== SUPPLIED PASSAGE ==
Peer-to-peer and the future of distributed applications

© 2001 Mixter
	Peer-to-peer and the future of distributed applications

Index

What is P2P

Goals and applications for P2P

How P2P works

Security issues and solutions

The Hacktivismo project

What is P2P

Definitions

Peers: Computers communicating with each other mutually while playing identical roles. Also called nodes.

Peer-to-peer: A decentralized technology of peers that communicate with each other while playing identical roles on a network.

Client: Part of a P2P application which lets the user direct the information exchange and which initiates connections.

Server: Part of a P2P application not directing the information exchange, providing access to data or resources, and accepting incoming connections.

Neighbouring Node: A node that is directly connected to the node in question.

Metadata: Data describing other data, e.g.: filenames, indexes, content labels.

Characteristics and features

Decentralization - leads to increased performance, scalability and disruptiveness.

As a network grows bigger, all centralized points will become weak points in its infrastructure. Example: The internet and the DNS system, or transatlantic peering points.

Opposed to the traditional client/server model of standalone ftp/http/mail/etc. servers, peers are constantly connected to the network and constantly exchange information.
===
== SUPPLIED RECORDS ==
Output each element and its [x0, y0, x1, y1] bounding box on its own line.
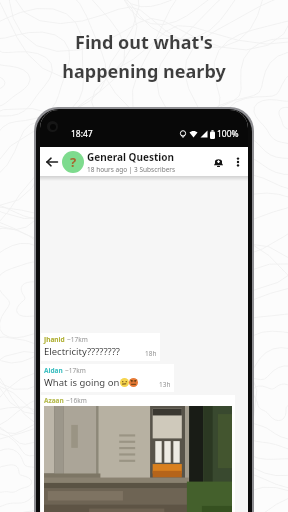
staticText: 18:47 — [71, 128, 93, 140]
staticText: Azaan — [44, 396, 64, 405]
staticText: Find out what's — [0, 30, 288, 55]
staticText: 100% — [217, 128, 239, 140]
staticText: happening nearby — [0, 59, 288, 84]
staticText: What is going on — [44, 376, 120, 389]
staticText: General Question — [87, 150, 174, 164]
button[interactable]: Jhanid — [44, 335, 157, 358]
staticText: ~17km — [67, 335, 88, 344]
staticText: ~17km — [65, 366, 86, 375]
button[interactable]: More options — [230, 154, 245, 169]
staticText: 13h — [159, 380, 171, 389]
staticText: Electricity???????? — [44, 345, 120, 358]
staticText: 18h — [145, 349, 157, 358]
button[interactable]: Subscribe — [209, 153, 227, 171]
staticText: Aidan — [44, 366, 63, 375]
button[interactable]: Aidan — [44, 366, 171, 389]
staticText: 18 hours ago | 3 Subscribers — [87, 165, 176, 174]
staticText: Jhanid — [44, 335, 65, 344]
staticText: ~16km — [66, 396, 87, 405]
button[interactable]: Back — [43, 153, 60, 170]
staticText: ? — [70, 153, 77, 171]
===
== SUPPLIED RECORDS ==
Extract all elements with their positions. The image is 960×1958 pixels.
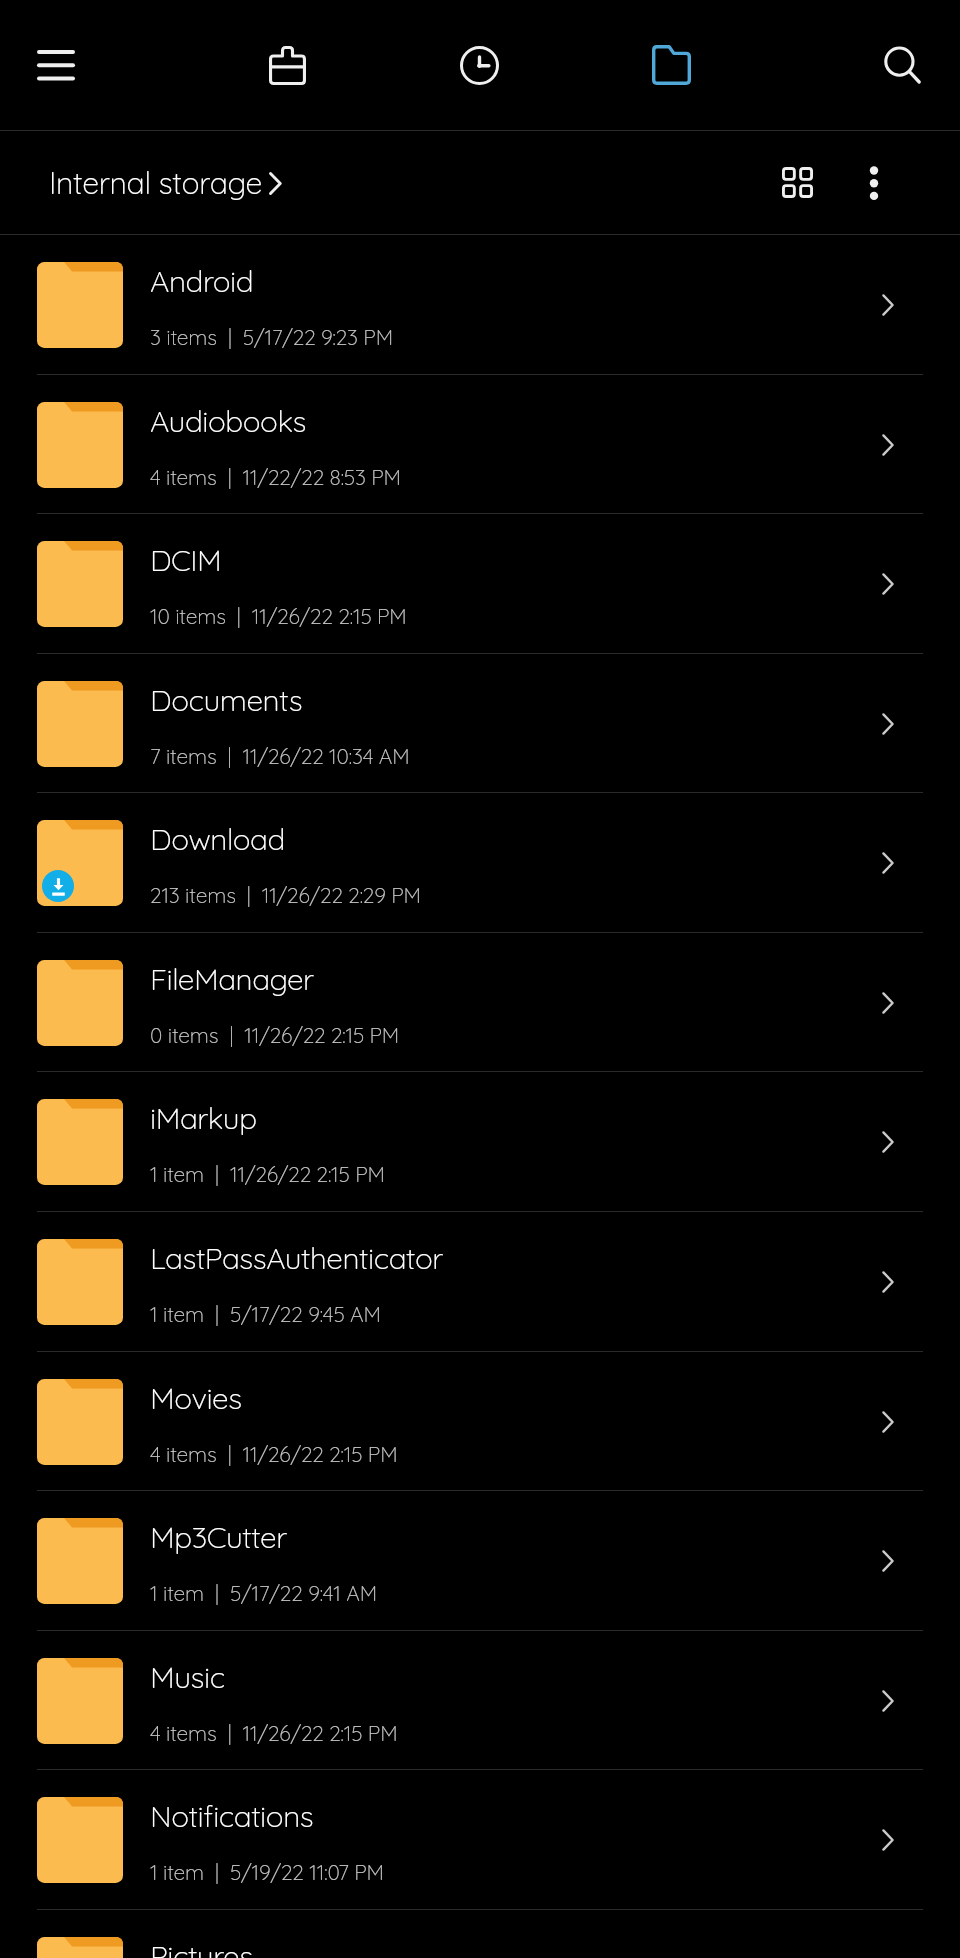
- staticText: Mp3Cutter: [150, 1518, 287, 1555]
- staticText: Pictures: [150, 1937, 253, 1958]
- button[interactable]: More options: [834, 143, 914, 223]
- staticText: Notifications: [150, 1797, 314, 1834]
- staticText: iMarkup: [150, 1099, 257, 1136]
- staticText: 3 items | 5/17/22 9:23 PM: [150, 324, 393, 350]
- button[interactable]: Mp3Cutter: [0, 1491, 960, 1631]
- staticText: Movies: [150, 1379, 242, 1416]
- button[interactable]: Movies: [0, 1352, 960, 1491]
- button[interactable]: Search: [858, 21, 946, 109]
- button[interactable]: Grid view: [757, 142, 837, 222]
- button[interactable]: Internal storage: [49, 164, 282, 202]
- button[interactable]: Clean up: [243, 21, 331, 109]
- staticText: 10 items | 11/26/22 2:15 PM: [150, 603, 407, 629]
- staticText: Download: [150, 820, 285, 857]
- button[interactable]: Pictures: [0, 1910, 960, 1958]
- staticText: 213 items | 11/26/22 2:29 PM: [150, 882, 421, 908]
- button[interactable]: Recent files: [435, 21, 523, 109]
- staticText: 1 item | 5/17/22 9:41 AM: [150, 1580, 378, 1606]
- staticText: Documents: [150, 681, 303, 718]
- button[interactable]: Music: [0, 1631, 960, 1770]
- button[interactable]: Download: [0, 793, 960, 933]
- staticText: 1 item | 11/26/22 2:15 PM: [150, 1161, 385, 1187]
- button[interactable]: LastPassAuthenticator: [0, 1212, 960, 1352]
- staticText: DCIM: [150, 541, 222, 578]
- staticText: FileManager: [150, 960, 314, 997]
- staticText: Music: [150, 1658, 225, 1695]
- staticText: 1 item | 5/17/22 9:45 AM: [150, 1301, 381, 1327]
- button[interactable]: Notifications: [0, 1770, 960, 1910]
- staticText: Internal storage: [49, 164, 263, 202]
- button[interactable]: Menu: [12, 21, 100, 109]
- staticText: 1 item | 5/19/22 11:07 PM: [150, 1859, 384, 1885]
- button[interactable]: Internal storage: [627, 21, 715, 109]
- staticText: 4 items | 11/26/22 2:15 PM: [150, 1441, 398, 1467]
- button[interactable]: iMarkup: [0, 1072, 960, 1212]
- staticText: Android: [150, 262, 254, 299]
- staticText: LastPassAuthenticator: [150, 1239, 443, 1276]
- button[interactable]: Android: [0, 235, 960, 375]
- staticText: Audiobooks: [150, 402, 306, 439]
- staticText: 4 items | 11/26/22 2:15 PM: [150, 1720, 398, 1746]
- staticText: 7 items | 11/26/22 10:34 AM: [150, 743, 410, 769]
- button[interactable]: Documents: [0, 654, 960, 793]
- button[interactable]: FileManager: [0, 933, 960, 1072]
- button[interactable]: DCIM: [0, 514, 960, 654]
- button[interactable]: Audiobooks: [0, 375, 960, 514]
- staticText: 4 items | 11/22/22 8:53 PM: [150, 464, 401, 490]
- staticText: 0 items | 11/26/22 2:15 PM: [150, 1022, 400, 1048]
===
LIST OF TASKS:
**a)** In the peer-to-peer article, why does decentralization matter as a network grows? Answer in one to three sentences.
**b)** Shorten the peer-to-peer article's paragraph beginning "Opposed to the traditional client/server model" while keeping its main facts.
**c)** Carry on the peer-to-peer article from its final sentence.

SOLVED PROBLEMS:
**a)** Decentralization leads to increased performance, scalability and disruptiveness. As a network grows bigger, every centralized point becomes a weak point in its infrastructure, as with the internet's DNS system or transatlantic peering points.

**b)** Unlike standalone ftp, http or mail servers in the traditional client/server model, peers stay constantly connected to the network and constantly exchange information.

**c)**
Peer-to-peer...

can utilize the unused resources of machines "at the edges of the internet" (PCs, dialups with dynamic addresses)
is designed to handle unpredictable routing topography and data flows
often creates addresses and metadata for things other than machines. Example: Freenet creates addresses for the same content intentionally copied and spread across multiple machines ("superdistribution").
often means information will be exchanged over an untrusted public network.

Goals and applications for P2P

Current applications of distributed and P2P technology

Area Since ca. Examples

File-Sharing 3 years Gnutella, Napster*

Distributed Computing 4+ years Seti@Home**, Distributed.net**, DistributedScience**

P2P Search Engine 1 year OpenCOLA, Some bots/agents (see botspot.com)

P2P Communication 4+ years ICQ*, IRC*, Eggdrop, Aimster

Edge Services** 2 years Intel's upcoming edge services

Device Intercommunication 1 year Jini, Bluetooth

Anonymity/Anti-Censorship 1 year Freenet, Onion Routing, Hacktivismo, Red Rover

* = Does need central or hub servers
** = Distributed but not "real" P2P: peers don't communicate directly with each other

Area	Since ca.	Examples
File-Sharing	3 years	Gnutella, Napster*
Distributed Computing	4+ years	Seti@Home, Distributed.net, DistributedScience**
P2P Search Engine	1 year	OpenCOLA, Some bots/agents (see botspot.com)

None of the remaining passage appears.